## TASK INSTRUCTIONS:
Determine how many lines of the material hold the string "telle" and reply with only that number.

## DATA LISTING:

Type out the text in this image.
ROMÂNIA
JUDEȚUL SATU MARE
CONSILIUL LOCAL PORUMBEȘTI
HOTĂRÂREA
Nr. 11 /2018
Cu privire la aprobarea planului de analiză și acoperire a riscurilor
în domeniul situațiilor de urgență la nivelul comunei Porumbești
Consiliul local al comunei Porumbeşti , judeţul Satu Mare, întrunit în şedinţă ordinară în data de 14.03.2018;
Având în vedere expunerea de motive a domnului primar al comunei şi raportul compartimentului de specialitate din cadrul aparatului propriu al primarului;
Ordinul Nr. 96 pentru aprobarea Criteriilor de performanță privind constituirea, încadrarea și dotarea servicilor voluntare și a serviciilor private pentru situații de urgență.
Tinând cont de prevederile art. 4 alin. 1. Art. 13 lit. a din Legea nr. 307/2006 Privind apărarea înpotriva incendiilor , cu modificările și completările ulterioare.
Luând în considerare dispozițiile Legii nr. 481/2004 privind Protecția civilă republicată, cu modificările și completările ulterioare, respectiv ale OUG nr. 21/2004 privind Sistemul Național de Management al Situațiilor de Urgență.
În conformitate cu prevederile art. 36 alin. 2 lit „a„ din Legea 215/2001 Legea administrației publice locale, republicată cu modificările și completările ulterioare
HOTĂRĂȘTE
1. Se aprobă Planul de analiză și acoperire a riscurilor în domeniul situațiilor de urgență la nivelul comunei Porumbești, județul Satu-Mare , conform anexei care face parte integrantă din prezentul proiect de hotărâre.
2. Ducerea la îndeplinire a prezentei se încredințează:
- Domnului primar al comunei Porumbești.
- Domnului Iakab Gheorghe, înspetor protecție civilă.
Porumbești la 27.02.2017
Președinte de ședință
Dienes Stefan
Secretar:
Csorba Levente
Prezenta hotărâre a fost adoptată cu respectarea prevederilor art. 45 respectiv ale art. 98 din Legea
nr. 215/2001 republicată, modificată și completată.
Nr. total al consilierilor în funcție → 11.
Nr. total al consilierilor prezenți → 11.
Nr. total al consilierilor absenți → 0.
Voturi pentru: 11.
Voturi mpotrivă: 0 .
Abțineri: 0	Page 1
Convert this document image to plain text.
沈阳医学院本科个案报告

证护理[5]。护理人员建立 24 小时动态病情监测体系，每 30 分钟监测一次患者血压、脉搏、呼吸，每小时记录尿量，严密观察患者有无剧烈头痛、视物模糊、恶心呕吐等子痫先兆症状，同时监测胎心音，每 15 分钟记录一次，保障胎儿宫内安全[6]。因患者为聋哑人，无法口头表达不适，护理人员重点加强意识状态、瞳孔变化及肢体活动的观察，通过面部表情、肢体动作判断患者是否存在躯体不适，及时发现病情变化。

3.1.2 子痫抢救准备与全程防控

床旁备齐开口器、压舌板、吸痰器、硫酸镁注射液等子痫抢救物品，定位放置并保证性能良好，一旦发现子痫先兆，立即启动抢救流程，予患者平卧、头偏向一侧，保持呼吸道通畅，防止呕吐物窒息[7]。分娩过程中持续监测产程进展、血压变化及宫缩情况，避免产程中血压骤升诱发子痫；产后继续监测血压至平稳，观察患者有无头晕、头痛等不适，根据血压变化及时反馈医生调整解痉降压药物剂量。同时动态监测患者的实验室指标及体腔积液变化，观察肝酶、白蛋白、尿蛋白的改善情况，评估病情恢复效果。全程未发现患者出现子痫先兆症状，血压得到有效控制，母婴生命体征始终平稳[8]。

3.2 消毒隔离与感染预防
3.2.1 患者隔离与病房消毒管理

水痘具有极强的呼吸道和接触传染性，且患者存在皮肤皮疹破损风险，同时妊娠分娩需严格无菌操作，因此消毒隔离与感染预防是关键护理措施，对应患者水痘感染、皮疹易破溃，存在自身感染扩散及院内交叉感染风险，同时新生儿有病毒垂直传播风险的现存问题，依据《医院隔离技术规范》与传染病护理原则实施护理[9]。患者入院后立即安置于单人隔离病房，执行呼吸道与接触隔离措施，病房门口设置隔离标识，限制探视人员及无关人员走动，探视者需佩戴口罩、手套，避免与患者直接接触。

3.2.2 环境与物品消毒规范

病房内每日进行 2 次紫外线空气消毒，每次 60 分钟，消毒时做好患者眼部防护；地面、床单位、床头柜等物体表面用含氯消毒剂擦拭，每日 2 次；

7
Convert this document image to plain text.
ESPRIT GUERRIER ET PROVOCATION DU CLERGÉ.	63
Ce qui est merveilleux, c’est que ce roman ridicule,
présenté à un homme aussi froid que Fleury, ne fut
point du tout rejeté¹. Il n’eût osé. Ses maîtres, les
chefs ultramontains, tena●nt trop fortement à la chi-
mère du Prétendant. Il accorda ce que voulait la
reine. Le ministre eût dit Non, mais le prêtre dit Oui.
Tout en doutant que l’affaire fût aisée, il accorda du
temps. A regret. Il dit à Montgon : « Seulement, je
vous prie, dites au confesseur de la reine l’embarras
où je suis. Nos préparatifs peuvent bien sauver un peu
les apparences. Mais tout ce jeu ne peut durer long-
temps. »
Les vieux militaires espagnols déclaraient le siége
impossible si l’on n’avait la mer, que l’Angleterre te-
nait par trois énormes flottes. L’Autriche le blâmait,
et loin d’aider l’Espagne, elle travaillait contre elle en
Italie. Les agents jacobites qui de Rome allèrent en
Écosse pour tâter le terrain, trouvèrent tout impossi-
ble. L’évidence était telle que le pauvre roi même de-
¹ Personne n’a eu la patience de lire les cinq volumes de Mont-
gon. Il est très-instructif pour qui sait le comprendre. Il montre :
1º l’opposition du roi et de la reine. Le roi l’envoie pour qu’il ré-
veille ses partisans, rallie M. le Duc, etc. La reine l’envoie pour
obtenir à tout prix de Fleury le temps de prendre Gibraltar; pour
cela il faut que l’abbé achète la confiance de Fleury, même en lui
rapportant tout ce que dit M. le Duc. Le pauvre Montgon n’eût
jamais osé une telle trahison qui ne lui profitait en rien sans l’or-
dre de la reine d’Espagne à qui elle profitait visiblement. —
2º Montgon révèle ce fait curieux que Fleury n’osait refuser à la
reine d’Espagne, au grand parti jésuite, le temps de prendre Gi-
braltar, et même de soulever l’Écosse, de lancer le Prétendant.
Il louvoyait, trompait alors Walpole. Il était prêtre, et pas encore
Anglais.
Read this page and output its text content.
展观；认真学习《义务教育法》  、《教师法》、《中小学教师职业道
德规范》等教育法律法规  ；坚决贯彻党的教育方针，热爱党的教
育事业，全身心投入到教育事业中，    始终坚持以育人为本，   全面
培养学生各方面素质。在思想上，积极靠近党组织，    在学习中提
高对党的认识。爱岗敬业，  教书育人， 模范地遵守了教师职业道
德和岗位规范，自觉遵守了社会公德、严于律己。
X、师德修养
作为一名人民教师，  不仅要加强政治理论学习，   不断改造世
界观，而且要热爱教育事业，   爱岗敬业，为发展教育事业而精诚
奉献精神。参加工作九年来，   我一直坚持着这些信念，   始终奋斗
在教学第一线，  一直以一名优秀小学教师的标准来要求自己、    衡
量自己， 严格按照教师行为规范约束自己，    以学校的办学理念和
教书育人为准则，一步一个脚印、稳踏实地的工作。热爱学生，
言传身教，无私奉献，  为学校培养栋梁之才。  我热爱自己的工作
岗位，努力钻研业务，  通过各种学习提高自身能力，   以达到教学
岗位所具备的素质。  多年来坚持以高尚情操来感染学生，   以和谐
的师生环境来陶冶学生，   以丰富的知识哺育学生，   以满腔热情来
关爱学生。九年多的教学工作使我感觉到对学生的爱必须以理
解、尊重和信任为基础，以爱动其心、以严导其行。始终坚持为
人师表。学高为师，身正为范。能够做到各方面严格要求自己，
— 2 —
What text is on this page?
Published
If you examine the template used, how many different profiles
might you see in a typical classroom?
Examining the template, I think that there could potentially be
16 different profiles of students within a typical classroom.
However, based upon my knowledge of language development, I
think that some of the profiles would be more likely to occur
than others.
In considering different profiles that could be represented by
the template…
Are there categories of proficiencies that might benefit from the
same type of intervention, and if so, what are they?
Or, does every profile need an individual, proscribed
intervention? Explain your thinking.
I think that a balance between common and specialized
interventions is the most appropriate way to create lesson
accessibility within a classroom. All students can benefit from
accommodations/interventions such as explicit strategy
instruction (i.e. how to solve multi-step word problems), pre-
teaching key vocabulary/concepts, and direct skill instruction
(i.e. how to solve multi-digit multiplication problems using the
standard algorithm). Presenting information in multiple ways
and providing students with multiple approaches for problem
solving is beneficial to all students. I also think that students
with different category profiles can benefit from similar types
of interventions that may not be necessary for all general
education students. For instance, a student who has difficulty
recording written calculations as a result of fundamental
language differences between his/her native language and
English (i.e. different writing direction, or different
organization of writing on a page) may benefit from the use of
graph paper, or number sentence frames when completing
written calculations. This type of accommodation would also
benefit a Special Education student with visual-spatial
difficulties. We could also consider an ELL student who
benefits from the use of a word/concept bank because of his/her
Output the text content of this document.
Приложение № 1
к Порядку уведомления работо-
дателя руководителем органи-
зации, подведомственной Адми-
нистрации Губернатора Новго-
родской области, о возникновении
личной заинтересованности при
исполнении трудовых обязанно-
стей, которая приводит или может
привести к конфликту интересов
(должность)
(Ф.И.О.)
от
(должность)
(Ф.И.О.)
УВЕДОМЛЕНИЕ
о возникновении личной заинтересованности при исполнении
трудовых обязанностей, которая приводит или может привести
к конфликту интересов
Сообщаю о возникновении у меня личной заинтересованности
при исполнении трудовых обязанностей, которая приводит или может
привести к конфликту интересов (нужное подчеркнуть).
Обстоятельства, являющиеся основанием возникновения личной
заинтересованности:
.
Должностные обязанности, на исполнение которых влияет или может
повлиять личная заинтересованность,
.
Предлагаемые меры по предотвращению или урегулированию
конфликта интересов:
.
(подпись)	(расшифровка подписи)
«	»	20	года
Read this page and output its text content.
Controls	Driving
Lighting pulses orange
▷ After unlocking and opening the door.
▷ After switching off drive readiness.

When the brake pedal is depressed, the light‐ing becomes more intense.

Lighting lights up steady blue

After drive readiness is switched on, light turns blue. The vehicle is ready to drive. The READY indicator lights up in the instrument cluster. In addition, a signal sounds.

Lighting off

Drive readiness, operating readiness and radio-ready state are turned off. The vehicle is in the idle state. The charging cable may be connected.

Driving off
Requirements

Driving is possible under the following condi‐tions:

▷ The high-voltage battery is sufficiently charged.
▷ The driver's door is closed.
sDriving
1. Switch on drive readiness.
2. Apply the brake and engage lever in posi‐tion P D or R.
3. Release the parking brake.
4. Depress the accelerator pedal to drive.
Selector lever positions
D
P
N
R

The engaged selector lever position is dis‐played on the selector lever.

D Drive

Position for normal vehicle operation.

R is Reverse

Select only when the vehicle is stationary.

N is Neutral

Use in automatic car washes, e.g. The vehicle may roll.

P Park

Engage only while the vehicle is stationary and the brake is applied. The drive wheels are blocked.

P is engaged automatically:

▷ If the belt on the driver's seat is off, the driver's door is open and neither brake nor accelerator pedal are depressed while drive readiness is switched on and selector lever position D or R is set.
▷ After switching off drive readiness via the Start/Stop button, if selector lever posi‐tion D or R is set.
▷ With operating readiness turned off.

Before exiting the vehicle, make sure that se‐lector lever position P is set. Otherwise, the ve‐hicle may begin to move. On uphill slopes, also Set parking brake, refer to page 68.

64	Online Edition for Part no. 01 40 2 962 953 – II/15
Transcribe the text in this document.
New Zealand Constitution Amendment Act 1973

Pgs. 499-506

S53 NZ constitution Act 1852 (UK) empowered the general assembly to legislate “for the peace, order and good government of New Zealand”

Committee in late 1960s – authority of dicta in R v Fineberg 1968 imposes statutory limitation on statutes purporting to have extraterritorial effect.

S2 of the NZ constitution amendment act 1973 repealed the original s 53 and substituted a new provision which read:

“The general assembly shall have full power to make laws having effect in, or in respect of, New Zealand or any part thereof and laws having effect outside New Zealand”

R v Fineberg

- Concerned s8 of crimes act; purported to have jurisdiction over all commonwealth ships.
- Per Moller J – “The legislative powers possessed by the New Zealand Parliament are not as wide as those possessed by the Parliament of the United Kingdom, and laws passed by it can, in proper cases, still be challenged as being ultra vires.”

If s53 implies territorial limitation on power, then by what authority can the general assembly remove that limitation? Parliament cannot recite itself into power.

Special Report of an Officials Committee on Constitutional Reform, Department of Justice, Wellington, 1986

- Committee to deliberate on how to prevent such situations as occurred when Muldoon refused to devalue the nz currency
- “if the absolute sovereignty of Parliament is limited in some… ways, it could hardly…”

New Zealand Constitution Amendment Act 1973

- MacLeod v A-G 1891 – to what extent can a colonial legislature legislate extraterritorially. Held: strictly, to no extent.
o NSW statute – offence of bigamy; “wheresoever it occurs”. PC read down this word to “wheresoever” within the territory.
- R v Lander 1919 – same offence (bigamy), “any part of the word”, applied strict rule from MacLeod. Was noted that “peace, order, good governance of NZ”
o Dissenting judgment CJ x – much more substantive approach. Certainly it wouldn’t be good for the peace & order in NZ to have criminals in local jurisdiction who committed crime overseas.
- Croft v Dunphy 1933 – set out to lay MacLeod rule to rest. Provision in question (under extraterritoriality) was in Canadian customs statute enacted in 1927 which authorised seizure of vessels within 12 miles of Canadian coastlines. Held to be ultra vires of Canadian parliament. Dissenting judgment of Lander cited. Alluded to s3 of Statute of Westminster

## CORRECT ANSWER:
2